BEGIN Passage provided

Famous short seller Andrew Left charged with stock manipulation scheme

The DOJ and SEC claim Left defrauded his followers by publishing false and misleading statements about his stock trading recommendations.

US authorities have charged well-known activist short seller Andrew Left and his fund Citron Capital, alleging he had for years manipulated the market and defrauded investors with misleading claims about his positions in multiple stocks

The Department of Justice (DOJ) and SEC said in their respective orders that Left used his social media platform and cable news appearances to announce what he said were his long or short trades, only to quickly reverse his positions, making as much as $20m in the process.

The short activist

Like other short sellers, Left made bets that certain stocks would decline in value based on his analysis that a business may have underlying financial problems or because he believed the shares were overvalued.

But Left was a particularly well-known and influential investor. He was a research report writer, plus a frequent guest commentator on television channels including CNBC and Fox Business. He built a following through those cable shows, and on various podcasts and social media channels. Using such platforms, he made contrary calls on stocks such as GameStop — a darling of meme-stock followers — plus Shopify, and the now-defunct Chinese property developer Evergrande.

Known for his sensational and colorful style, Left spent over a decade known as a cohort of such “short activists” betting against public companies, claiming he and other short activists play a crucial role in the market. Critics have accused them of “short and distort” tactics that have unfairly damaged public companies.

In their complaint, the SEC alleges that Left and Citron Capital made several false and misleading statements in connection with the scheme.

The alleged bait-and-switch scheme netted Left and his firm $20m in profits, said Kate Zoladz, director of the SEC’s Los Angeles regional office, in a statement.

“Andrew Left took advantage of his readers. He built their trust and induced them to trade on false pretenses so that he could quickly reverse direction and profit from the price moves following his reports,” Zoladz added.

SEC and DOJ say he went too far

The SEC’s complaint alleges that Left, who resides in Boca Raton, Florida., used his Citron Research website and related social media platforms on at least 26 occasions to publicly recommend taking long or short positions in 23 companies. He held out the positions as consistent with his own and Citron Capital’s. The complaint alleges that following Left’s recommendations, the price of the target stocks moved more than 12% on average.

END Passage provided
BEGIN Data shown

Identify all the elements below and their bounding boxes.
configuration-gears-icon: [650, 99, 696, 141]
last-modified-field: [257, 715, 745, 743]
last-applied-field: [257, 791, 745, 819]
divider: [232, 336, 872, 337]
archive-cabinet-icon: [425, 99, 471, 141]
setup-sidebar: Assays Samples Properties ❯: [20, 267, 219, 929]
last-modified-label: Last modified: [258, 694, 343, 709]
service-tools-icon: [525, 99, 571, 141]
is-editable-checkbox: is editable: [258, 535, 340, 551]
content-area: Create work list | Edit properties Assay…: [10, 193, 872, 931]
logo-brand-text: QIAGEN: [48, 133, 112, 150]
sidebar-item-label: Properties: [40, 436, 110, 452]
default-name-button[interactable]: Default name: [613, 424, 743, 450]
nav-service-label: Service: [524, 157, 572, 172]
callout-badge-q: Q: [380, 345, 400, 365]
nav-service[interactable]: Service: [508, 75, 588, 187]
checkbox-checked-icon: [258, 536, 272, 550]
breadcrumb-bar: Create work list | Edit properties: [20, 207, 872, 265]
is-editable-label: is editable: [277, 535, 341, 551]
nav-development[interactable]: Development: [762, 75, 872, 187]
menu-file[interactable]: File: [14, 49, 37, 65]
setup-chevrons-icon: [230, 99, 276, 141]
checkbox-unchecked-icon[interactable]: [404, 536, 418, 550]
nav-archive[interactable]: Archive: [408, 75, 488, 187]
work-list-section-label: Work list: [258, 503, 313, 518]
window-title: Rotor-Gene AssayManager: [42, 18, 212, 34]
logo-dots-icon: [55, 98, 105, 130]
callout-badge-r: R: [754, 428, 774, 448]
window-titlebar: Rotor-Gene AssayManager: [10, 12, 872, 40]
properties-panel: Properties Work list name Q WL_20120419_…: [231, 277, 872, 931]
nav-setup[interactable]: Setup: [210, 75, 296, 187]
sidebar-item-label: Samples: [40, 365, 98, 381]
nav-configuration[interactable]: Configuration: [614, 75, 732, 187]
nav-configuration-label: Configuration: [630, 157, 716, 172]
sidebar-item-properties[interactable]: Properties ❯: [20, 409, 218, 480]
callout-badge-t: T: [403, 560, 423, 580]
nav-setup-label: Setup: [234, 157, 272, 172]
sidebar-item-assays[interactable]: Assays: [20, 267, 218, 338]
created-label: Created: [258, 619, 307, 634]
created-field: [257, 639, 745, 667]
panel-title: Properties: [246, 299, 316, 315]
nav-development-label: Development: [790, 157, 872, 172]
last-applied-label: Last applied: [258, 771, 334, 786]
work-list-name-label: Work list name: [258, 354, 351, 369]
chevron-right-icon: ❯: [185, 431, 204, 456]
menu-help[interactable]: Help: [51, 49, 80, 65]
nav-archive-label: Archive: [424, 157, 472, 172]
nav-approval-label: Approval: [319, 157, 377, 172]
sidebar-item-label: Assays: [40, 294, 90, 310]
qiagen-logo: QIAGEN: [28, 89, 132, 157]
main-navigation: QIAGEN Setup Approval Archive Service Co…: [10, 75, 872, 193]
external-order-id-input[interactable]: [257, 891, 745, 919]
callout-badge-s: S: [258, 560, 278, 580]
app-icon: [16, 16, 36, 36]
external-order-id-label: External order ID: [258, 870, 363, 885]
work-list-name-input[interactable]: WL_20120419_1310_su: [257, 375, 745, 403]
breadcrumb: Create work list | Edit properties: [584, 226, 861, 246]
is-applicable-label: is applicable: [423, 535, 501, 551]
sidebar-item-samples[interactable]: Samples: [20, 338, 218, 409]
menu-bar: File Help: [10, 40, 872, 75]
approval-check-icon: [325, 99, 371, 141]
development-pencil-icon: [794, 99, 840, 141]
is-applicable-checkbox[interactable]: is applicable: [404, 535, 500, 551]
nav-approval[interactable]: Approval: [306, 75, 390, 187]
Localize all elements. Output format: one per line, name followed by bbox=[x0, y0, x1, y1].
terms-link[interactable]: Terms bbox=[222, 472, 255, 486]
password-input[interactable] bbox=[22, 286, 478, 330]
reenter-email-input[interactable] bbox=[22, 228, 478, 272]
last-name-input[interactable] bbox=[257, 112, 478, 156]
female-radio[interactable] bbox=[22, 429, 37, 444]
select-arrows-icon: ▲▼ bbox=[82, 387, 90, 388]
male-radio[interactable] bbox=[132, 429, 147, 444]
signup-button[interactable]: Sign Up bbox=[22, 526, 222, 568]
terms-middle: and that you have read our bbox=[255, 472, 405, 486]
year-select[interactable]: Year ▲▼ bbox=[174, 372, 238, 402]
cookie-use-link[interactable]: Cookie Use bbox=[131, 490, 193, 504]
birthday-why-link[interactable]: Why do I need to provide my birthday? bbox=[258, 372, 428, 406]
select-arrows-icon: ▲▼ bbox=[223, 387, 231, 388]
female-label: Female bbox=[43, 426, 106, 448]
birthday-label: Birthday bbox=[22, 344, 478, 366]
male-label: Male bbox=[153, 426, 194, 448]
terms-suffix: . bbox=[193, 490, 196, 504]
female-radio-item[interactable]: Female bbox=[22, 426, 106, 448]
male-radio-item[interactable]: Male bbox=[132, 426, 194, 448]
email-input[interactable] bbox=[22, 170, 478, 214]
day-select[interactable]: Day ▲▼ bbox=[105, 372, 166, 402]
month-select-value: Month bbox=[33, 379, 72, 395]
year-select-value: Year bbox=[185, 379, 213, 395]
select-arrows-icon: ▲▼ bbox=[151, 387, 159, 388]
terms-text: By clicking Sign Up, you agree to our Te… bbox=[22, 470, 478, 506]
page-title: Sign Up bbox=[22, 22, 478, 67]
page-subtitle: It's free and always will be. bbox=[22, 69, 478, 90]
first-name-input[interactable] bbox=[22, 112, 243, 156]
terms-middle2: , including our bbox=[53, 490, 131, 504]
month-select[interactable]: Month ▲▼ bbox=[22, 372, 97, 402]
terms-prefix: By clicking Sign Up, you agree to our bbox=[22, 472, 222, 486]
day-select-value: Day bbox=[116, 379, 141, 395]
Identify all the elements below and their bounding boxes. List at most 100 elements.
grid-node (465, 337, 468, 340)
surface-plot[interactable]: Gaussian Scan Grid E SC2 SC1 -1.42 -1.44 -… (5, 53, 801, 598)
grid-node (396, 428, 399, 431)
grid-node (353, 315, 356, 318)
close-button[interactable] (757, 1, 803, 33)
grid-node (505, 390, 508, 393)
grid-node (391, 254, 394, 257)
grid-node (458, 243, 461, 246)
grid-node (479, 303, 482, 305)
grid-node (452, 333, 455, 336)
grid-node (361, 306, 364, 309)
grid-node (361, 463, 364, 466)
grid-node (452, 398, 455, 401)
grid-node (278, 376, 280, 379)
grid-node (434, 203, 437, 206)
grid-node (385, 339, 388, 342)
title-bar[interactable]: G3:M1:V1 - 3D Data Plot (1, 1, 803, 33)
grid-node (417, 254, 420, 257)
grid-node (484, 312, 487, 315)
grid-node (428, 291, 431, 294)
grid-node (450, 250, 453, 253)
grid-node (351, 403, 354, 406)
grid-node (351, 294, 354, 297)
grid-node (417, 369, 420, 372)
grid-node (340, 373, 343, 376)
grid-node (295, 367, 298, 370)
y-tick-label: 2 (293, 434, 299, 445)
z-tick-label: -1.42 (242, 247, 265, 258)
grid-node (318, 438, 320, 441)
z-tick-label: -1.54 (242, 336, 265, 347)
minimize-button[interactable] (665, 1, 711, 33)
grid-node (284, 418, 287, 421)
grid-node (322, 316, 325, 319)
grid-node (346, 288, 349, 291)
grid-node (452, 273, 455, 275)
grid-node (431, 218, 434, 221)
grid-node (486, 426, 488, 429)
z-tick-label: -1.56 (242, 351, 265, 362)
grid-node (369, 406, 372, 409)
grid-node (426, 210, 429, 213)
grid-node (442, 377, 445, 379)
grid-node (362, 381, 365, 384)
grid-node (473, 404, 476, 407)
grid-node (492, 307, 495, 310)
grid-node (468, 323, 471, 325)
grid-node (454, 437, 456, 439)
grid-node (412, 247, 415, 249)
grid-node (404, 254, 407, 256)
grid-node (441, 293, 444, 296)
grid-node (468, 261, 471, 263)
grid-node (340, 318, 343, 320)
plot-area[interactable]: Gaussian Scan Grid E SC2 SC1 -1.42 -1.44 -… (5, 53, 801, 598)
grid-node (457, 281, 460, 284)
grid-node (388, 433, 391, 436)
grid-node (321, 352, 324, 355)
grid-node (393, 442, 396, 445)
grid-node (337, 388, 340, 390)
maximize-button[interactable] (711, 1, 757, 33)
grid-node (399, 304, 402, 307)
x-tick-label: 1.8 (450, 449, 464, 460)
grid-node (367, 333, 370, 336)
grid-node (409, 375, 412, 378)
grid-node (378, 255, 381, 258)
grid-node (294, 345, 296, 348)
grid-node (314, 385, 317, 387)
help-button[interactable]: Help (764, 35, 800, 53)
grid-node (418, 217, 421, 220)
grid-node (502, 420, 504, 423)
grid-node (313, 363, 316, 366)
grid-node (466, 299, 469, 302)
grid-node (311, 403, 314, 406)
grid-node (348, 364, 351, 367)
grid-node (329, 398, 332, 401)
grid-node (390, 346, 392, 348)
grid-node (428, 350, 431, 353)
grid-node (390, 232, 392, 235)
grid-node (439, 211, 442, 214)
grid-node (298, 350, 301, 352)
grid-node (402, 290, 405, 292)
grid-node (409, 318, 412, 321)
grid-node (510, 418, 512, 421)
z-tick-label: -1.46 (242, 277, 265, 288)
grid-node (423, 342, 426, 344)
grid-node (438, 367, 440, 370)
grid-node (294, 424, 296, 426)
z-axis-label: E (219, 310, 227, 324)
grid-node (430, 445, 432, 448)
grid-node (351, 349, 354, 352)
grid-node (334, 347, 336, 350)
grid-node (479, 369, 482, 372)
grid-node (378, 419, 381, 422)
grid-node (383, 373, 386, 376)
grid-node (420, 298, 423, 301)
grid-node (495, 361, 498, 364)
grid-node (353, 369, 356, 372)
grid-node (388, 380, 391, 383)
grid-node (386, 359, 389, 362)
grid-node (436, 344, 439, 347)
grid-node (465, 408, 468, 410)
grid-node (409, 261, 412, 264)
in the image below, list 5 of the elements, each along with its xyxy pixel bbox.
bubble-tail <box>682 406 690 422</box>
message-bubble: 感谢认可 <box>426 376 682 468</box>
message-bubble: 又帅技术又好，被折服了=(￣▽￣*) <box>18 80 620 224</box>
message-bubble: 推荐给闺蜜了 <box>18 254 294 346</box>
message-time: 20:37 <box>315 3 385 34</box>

END Data shown

### Task requirements
A: According to the article on the charges against Andrew Left, on which television channels was he a frequent guest commentator?
B: Turn the paragraph of the Andrew Left article beginning "But Left was a particularly well-known" into a short bulleted list that keeps its main facts.
C: Write the next part of the article about the charges against Andrew Left, picking up after its last sentence.

### Outputs for the tasks
A: CNBC and Fox Business.

B:
- Left was an especially well-known and influential investor.
- He wrote research reports and often appeared as a guest commentator on TV channels such as CNBC and Fox Business.
- He built a following through cable shows, podcasts and social media.
- On those platforms he made contrary calls on GameStop, Shopify and the now-defunct Chinese property developer Evergrande.

C:
According to the SEC’s complaint, once the recommendations were issued and the stocks moved, Left and Citron Capital quickly reversed their positions to capitalize on the stock price movements.

As a consequence, Left bought back stock immediately after telling his readers to sell, and he sold stock immediately after telling his readers to buy.

In its complaint, the SEC also alleges that Left and Citron Capital made several false and misleading statements in connection with the scheme.

DOJ also said that Left allegedly concealed Citron’s financial relationships with a hedge fund by fabricating invoices, wiring payments through a third party, and making false and misleading statements to the public about Citron’s relationship with hedge funds. In addition, Left allegedly lied to law enforcement, stating that Citron “never” exchanged compensation with a hedge fund or coordinated trading with a hedge fund in advance of the issuance of its commentary.

For example, DOJ said in its press release that after denouncing one company as a “fraud” on CNBC’s Fast Money, Left allegedly falsely claimed to have covered only a “small size” of his position in the company’s stock when, earlier that same day, he allegedly closed out more than 60% of his position.

Charges

Left was criminally charged with one count of engaging in a securities fraud scheme, 17 counts of securities fraud, and one count of making false statements to federal investigators.

The SEC charged him for making materially false and misleading statements under SEC Rules 10b and 17a, and the agency is seeking “disgorgement, prejudgment interest, and civil monetary penalties against Left and Citron, plus conduct-based injunctions, an officer-and-director bar, and a penny stock bar.”

37% of Gen-Z investors in the US, 30% in Canada, and 38% in the UK cite social media influencers as a major factor in their decision to start investing.

The DOJ noted that, if convicted, Left faces a maximum penalty of 25 years in prison on the securities fraud scheme count, 20 years in prison on each securities fraud count, and five years in prison on the false statements count.

Previous incident

Left had a prior brush with the law in 2016, when Hong Kong’s Misconduct Tribunal said he was reckless and negligent when his firm released its report on Evergrande in June 2012.

Just last year, the SEC instituted new rules concerning the reporting of short-selling activities. The new mandates arrived in a climate of heightened scrutiny around short selling, especially following the meme stock craze in which retail investors significantly drove up the price of GameStop stock, inflicting severe losses on hedge funds that had shorted the company.

The SEC has also shown considerable wariness of the role financial influencers or “finfluencers” play in touting investment strategies, with the agency being at the forefront of action against those promoting cryptoassets in particular.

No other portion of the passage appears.